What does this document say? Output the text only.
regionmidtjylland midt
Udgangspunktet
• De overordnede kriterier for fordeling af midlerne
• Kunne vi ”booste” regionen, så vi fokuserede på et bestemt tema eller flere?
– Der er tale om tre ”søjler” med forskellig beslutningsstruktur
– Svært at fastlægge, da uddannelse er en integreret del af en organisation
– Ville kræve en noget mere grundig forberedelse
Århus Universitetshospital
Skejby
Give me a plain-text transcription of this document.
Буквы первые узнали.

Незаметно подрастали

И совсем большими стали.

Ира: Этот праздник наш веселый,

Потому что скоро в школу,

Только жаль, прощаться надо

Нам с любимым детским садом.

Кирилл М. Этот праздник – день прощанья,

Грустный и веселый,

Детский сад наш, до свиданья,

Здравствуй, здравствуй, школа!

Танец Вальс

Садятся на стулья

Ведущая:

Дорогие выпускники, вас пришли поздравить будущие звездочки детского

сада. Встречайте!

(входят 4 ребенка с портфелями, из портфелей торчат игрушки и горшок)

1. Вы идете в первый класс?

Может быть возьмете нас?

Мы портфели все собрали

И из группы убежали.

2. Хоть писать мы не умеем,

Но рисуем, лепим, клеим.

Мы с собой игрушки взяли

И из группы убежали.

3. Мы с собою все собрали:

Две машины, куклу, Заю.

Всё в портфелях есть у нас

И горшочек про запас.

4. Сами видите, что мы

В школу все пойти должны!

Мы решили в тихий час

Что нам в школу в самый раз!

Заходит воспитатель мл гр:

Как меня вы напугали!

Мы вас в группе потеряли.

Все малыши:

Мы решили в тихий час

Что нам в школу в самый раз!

------------------------------------------------

▶ _The task_
Repeat the material above in full, quoting it exactly.

▶ _Answer in full_
What does this document say? Output the text only.
regionmidtjylland midt
Udgangspunktet
• De overordnede kriterier for fordeling af midlerne
• Kunne vi ”booste” regionen, så vi fokuserede på et bestemt tema eller flere?
– Der er tale om tre ”søjler” med forskellig beslutningsstruktur
– Svært at fastlægge, da uddannelse er en integreret del af en organisation
– Ville kræve en noget mere grundig forberedelse
Århus Universitetshospital
Skejby
Give me a plain-text transcription of this document.
Буквы первые узнали.

Незаметно подрастали

И совсем большими стали.

Ира: Этот праздник наш веселый,

Потому что скоро в школу,

Только жаль, прощаться надо

Нам с любимым детским садом.

Кирилл М. Этот праздник – день прощанья,

Грустный и веселый,

Детский сад наш, до свиданья,

Здравствуй, здравствуй, школа!

Танец Вальс

Садятся на стулья

Ведущая:

Дорогие выпускники, вас пришли поздравить будущие звездочки детского

сада. Встречайте!

(входят 4 ребенка с портфелями, из портфелей торчат игрушки и горшок)

1. Вы идете в первый класс?

Может быть возьмете нас?

Мы портфели все собрали

И из группы убежали.

2. Хоть писать мы не умеем,

Но рисуем, лепим, клеим.

Мы с собой игрушки взяли

И из группы убежали.

3. Мы с собою все собрали:

Две машины, куклу, Заю.

Всё в портфелях есть у нас

И горшочек про запас.

4. Сами видите, что мы

В школу все пойти должны!

Мы решили в тихий час

Что нам в школу в самый раз!

Заходит воспитатель мл гр:

Как меня вы напугали!

Мы вас в группе потеряли.

Все малыши:

Мы решили в тихий час

Что нам в школу в самый раз!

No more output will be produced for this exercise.